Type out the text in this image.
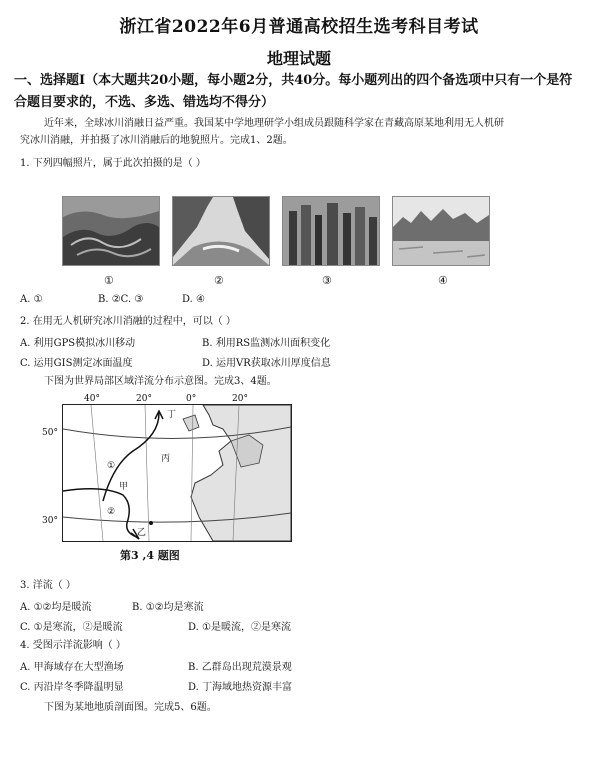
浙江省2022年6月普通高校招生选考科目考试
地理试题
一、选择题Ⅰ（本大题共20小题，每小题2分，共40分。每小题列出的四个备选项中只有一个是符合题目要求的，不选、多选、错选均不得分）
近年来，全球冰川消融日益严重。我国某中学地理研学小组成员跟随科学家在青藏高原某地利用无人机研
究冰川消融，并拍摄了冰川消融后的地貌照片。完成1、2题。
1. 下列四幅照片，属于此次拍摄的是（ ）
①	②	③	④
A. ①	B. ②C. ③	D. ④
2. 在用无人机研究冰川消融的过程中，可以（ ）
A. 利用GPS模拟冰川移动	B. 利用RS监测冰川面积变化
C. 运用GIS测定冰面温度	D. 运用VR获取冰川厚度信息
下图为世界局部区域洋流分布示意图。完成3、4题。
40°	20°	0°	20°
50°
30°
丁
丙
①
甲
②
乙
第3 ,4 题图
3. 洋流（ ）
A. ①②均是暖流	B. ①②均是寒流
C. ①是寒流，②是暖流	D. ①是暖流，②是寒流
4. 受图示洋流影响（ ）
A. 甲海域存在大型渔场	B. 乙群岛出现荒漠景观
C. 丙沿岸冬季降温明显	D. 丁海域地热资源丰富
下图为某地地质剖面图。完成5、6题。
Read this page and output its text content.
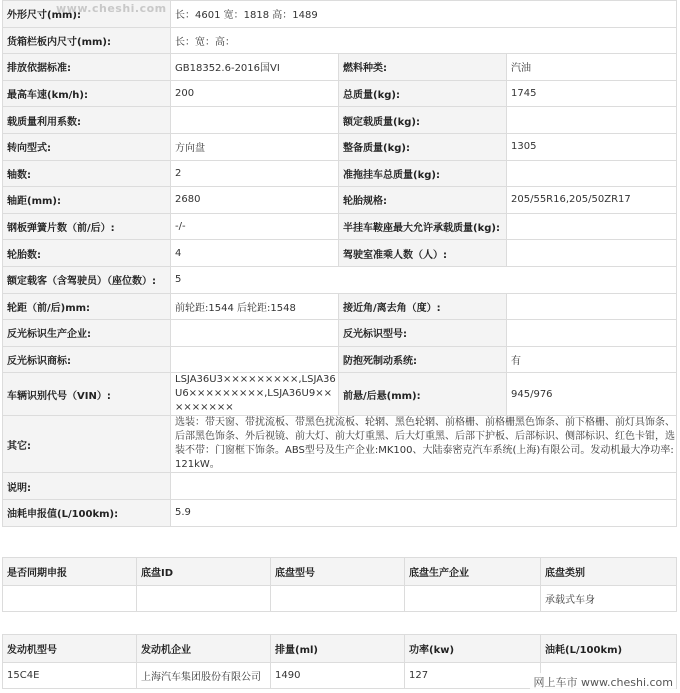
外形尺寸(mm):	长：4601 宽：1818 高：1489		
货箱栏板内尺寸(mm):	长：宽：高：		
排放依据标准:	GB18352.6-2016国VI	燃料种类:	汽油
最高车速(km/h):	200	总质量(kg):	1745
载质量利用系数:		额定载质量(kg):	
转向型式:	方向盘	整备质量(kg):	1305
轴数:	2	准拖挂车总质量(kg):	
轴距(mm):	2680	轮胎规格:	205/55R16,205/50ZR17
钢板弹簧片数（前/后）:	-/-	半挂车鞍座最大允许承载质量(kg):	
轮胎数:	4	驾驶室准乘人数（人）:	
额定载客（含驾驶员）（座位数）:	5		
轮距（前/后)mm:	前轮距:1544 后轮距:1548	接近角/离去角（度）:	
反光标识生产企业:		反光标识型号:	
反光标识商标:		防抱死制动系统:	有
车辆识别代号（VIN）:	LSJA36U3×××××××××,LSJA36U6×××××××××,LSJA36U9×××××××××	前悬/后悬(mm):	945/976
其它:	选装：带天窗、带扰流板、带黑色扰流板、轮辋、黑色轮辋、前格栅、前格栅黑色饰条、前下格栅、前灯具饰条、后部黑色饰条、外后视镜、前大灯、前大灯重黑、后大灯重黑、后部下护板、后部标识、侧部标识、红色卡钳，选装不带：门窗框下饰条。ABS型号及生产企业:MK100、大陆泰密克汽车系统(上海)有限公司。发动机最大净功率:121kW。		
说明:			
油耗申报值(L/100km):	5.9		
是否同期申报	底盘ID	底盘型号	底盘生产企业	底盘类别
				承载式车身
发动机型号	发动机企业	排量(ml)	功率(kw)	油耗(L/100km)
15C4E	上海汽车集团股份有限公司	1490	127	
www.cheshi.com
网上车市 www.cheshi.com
=-=-=-=-=
- _Work to do_
Every line from the one containing "Read this page and output its text content." through the end of the data above should be copied exactly; nothing else is copied, and pictures are omitted.

- _The solution_
Read this page and output its text content.
外形尺寸(mm):	长：4601 宽：1818 高：1489		
货箱栏板内尺寸(mm):	长：宽：高：		
排放依据标准:	GB18352.6-2016国VI	燃料种类:	汽油
最高车速(km/h):	200	总质量(kg):	1745
载质量利用系数:		额定载质量(kg):	
转向型式:	方向盘	整备质量(kg):	1305
轴数:	2	准拖挂车总质量(kg):	
轴距(mm):	2680	轮胎规格:	205/55R16,205/50ZR17
钢板弹簧片数（前/后）:	-/-	半挂车鞍座最大允许承载质量(kg):	
轮胎数:	4	驾驶室准乘人数（人）:	
额定载客（含驾驶员）（座位数）:	5		
轮距（前/后)mm:	前轮距:1544 后轮距:1548	接近角/离去角（度）:	
反光标识生产企业:		反光标识型号:	
反光标识商标:		防抱死制动系统:	有
车辆识别代号（VIN）:	LSJA36U3×××××××××,LSJA36U6×××××××××,LSJA36U9×××××××××	前悬/后悬(mm):	945/976
其它:	选装：带天窗、带扰流板、带黑色扰流板、轮辋、黑色轮辋、前格栅、前格栅黑色饰条、前下格栅、前灯具饰条、后部黑色饰条、外后视镜、前大灯、前大灯重黑、后大灯重黑、后部下护板、后部标识、侧部标识、红色卡钳，选装不带：门窗框下饰条。ABS型号及生产企业:MK100、大陆泰密克汽车系统(上海)有限公司。发动机最大净功率:121kW。		
说明:			
油耗申报值(L/100km):	5.9		
是否同期申报	底盘ID	底盘型号	底盘生产企业	底盘类别
				承载式车身
发动机型号	发动机企业	排量(ml)	功率(kw)	油耗(L/100km)
15C4E	上海汽车集团股份有限公司	1490	127	
www.cheshi.com
网上车市 www.cheshi.com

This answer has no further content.